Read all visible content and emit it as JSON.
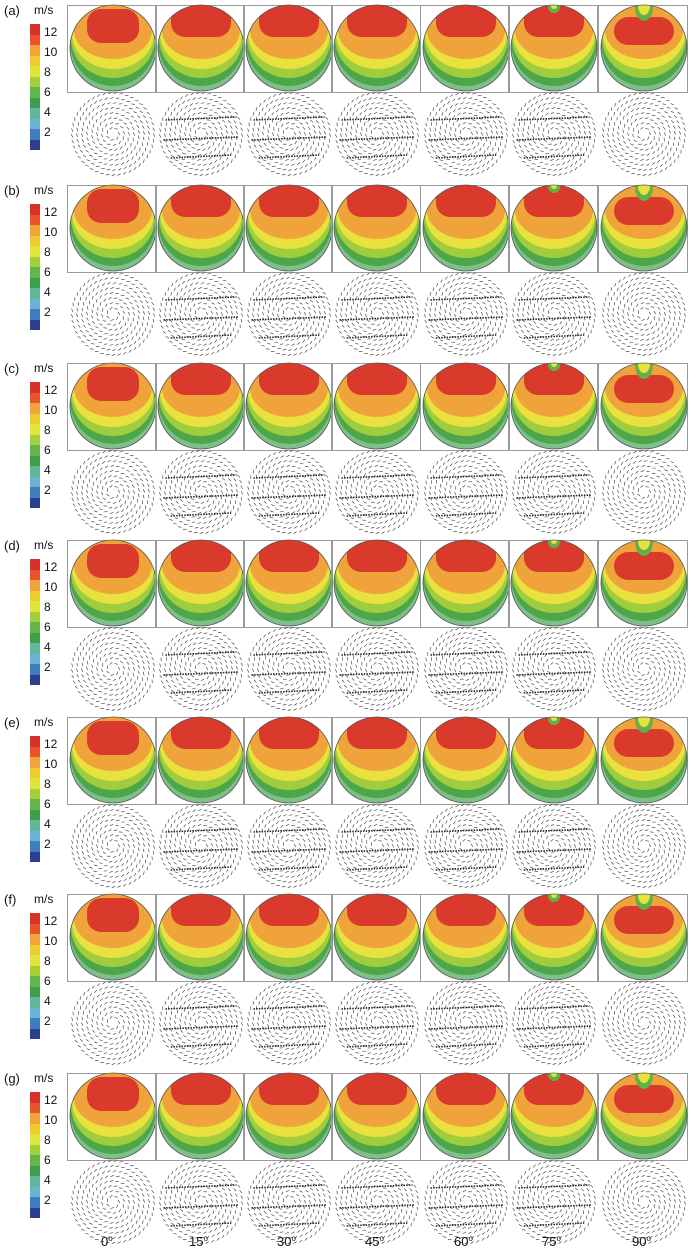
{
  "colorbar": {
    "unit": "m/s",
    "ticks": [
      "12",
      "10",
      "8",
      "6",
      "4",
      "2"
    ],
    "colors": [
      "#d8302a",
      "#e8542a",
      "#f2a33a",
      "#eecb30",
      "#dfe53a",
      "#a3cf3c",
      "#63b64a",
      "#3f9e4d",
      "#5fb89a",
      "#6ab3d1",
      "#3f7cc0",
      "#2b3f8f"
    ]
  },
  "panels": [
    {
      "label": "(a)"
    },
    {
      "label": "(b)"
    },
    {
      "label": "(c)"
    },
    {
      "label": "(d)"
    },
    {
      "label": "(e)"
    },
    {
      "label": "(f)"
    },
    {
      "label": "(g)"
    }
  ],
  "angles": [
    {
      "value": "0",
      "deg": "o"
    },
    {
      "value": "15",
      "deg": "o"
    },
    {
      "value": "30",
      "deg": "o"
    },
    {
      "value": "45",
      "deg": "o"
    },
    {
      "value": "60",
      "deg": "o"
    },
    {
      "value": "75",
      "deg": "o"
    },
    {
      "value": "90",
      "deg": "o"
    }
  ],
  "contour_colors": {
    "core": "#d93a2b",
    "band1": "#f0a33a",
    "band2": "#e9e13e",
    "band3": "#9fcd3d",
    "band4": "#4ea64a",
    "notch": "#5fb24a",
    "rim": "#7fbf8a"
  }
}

### Problem statement
Retype every entry verbatim and exclude the pictures from the copy.

### Expected answer
Read all visible content and emit it as JSON.
{
  "colorbar": {
    "unit": "m/s",
    "ticks": [
      "12",
      "10",
      "8",
      "6",
      "4",
      "2"
    ],
    "colors": [
      "#d8302a",
      "#e8542a",
      "#f2a33a",
      "#eecb30",
      "#dfe53a",
      "#a3cf3c",
      "#63b64a",
      "#3f9e4d",
      "#5fb89a",
      "#6ab3d1",
      "#3f7cc0",
      "#2b3f8f"
    ]
  },
  "panels": [
    {
      "label": "(a)"
    },
    {
      "label": "(b)"
    },
    {
      "label": "(c)"
    },
    {
      "label": "(d)"
    },
    {
      "label": "(e)"
    },
    {
      "label": "(f)"
    },
    {
      "label": "(g)"
    }
  ],
  "angles": [
    {
      "value": "0",
      "deg": "o"
    },
    {
      "value": "15",
      "deg": "o"
    },
    {
      "value": "30",
      "deg": "o"
    },
    {
      "value": "45",
      "deg": "o"
    },
    {
      "value": "60",
      "deg": "o"
    },
    {
      "value": "75",
      "deg": "o"
    },
    {
      "value": "90",
      "deg": "o"
    }
  ],
  "contour_colors": {
    "core": "#d93a2b",
    "band1": "#f0a33a",
    "band2": "#e9e13e",
    "band3": "#9fcd3d",
    "band4": "#4ea64a",
    "notch": "#5fb24a",
    "rim": "#7fbf8a"
  }
}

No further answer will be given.